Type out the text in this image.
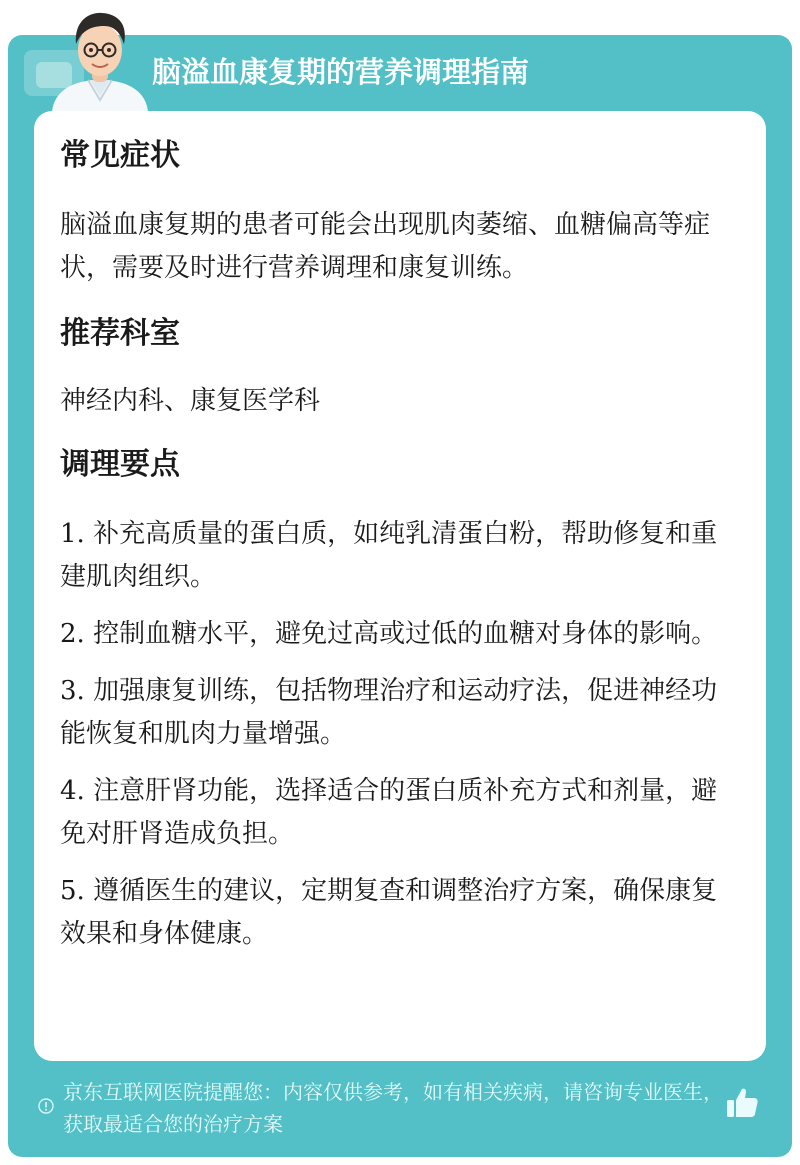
脑溢血康复期的营养调理指南
常见症状

脑溢血康复期的患者可能会出现肌肉萎缩、血糖偏高等症状，需要及时进行营养调理和康复训练。

推荐科室

神经内科、康复医学科

调理要点

1. 补充高质量的蛋白质，如纯乳清蛋白粉，帮助修复和重建肌肉组织。

2. 控制血糖水平，避免过高或过低的血糖对身体的影响。

3. 加强康复训练，包括物理治疗和运动疗法，促进神经功能恢复和肌肉力量增强。

4. 注意肝肾功能，选择适合的蛋白质补充方式和剂量，避免对肝肾造成负担。

5. 遵循医生的建议，定期复查和调整治疗方案，确保康复效果和身体健康。

京东互联网医院提醒您：内容仅供参考，如有相关疾病，请咨询专业医生，获取最适合您的治疗方案
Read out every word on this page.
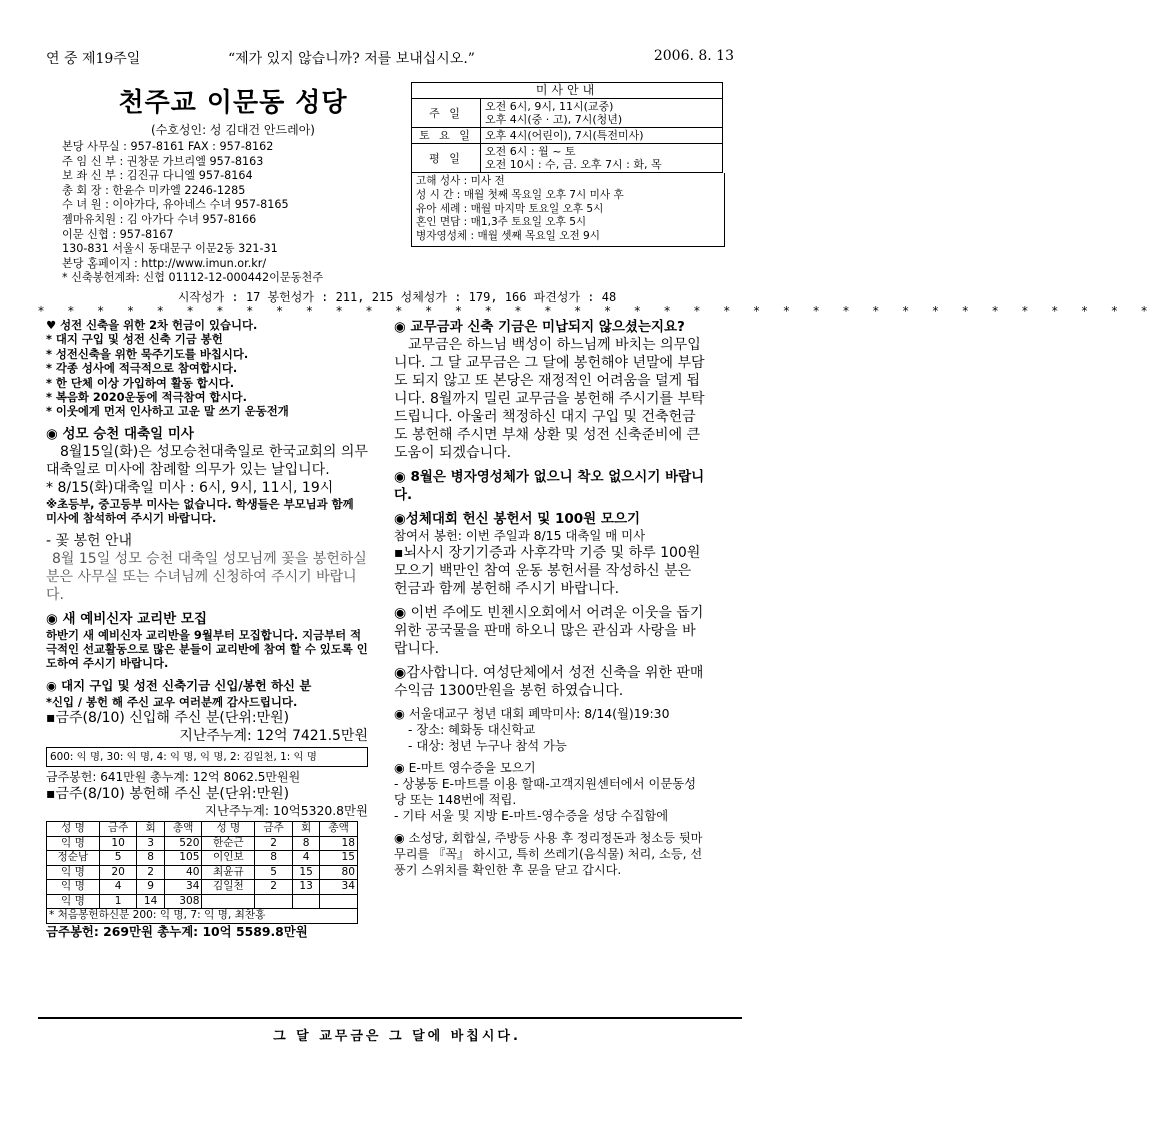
연 중 제19주일	“제가 있지 않습니까? 저를 보내십시오.”	2006. 8. 13
천주교 이문동 성당
(수호성인: 성 김대건 안드레아)
본당 사무실 : 957-8161 FAX : 957-8162
주 임 신 부 : 권창문 가브리엘 957-8163
보 좌 신 부 : 김진규 다니엘 957-8164
총 회 장 : 한윤수 미카엘 2246-1285
수 녀 원 : 이아가다, 유아네스 수녀 957-8165
젬마유치원 : 김 아가다 수녀 957-8166
이문 신협 : 957-8167
130-831 서울시 동대문구 이문2동 321-31
본당 홈페이지 : http://www.imun.or.kr/
* 신축봉헌계좌: 신협 01112-12-000442이문동천주
미사안내	
주 일	오전 6시, 9시, 11시(교중)
오후 4시(중 · 고), 7시(청년)

토 요 일	오후 4시(어린이), 7시(특전미사)

평 일	오전 6시 : 월 ~ 토
오전 10시 : 수, 금. 오후 7시 : 화, 목
고해 성사 : 미사 전
성 시 간 : 매월 첫째 목요일 오후 7시 미사 후
유아 세례 : 매월 마지막 토요일 오후 5시
혼인 면담 : 매1,3주 토요일 오후 5시
병자영성체 : 매월 셋째 목요일 오전 9시
시작성가 : 17 봉헌성가 : 211, 215 성체성가 : 179, 166 파견성가 : 48
* * * * * * * * * * * * * * * * * * * * * * * * * * * * * * * * * * * * * *
♥ 성전 신축을 위한 2차 헌금이 있습니다.
* 대지 구입 및 성전 신축 기금 봉헌
* 성전신축을 위한 묵주기도를 바칩시다.
* 각종 성사에 적극적으로 참여합시다.
* 한 단체 이상 가입하여 활동 합시다.
* 복음화 2020운동에 적극참여 합시다.
* 이웃에게 먼저 인사하고 고운 말 쓰기 운동전개
◉ 성모 승천 대축일 미사

8월15일(화)은 성모승천대축일로 한국교회의 의무 대축일로 미사에 참례할 의무가 있는 날입니다.

* 8/15(화)대축일 미사 : 6시, 9시, 11시, 19시

※초등부, 중고등부 미사는 없습니다. 학생들은 부모님과 함께 미사에 참석하여 주시기 바랍니다.

- 꽃 봉헌 안내

8월 15일 성모 승천 대축일 성모님께 꽃을 봉헌하실 분은 사무실 또는 수녀님께 신청하여 주시기 바랍니다.

◉ 새 예비신자 교리반 모집

하반기 새 예비신자 교리반을 9월부터 모집합니다. 지금부터 적극적인 선교활동으로 많은 분들이 교리반에 참여 할 수 있도록 인도하여 주시기 바랍니다.

◉ 대지 구입 및 성전 신축기금 신입/봉헌 하신 분
*신입 / 봉헌 해 주신 교우 여러분께 감사드립니다.
▪금주(8/10) 신입해 주신 분(단위:만원)
지난주누계: 12억 7421.5만원
600: 익 명, 30: 익 명, 4: 익 명, 익 명, 2: 김일천, 1: 익 명
금주봉헌: 641만원 총누계: 12억 8062.5만원원
▪금주(8/10) 봉헌해 주신 분(단위:만원)
지난주누계: 10억5320.8만원
성 명	금주	회	총액	성 명	금주	회	총액
익 명	10	3	520	한순근	2	8	18
정순남	5	8	105	이인보	8	4	15
익 명	20	2	40	최윤규	5	15	80
익 명	4	9	34	김일천	2	13	34
익 명	1	14	308				
* 처음봉헌하신분 200: 익 명, 7: 익 명, 최찬홍							
금주봉헌: 269만원 총누계: 10억 5589.8만원
◉ 교무금과 신축 기금은 미납되지 않으셨는지요?

교무금은 하느님 백성이 하느님께 바치는 의무입니다. 그 달 교무금은 그 달에 봉헌해야 년말에 부담도 되지 않고 또 본당은 재정적인 어려움을 덜게 됩니다. 8월까지 밀린 교무금을 봉헌해 주시기를 부탁드립니다. 아울러 책정하신 대지 구입 및 건축헌금도 봉헌해 주시면 부채 상환 및 성전 신축준비에 큰 도움이 되겠습니다.

◉ 8월은 병자영성체가 없으니 착오 없으시기 바랍니다.
◉성체대회 헌신 봉헌서 및 100원 모으기

참여서 봉헌: 이번 주일과 8/15 대축일 매 미사

▪뇌사시 장기기증과 사후각막 기증 및 하루 100원 모으기 백만인 참여 운동 봉헌서를 작성하신 분은 헌금과 함께 봉헌해 주시기 바랍니다.

◉ 이번 주에도 빈첸시오회에서 어려운 이웃을 돕기위한 공국물을 판매 하오니 많은 관심과 사랑을 바랍니다.
◉감사합니다. 여성단체에서 성전 신축을 위한 판매 수익금 1300만원을 봉헌 하였습니다.
◉ 서울대교구 청년 대회 폐막미사: 8/14(월)19:30
- 장소: 혜화동 대신학교
- 대상: 청년 누구나 참석 가능
◉ E-마트 영수증을 모으기

- 상봉동 E-마트를 이용 할때-고객지원센터에서 이문동성당 또는 148번에 적립.

- 기타 서울 및 지방 E-마트-영수증을 성당 수집함에

◉ 소성당, 회합실, 주방등 사용 후 정리정돈과 청소등 뒷마무리를 『꼭』 하시고, 특히 쓰레기(음식물) 처리, 소등, 선풍기 스위치를 확인한 후 문을 닫고 갑시다.
그 달 교무금은 그 달에 바칩시다.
··········
Lines that include the word "영수증을" are to be extracted from the data above.

▸ **Completed task**
◉ E-마트 영수증을 모으기
- 기타 서울 및 지방 E-마트-영수증을 성당 수집함에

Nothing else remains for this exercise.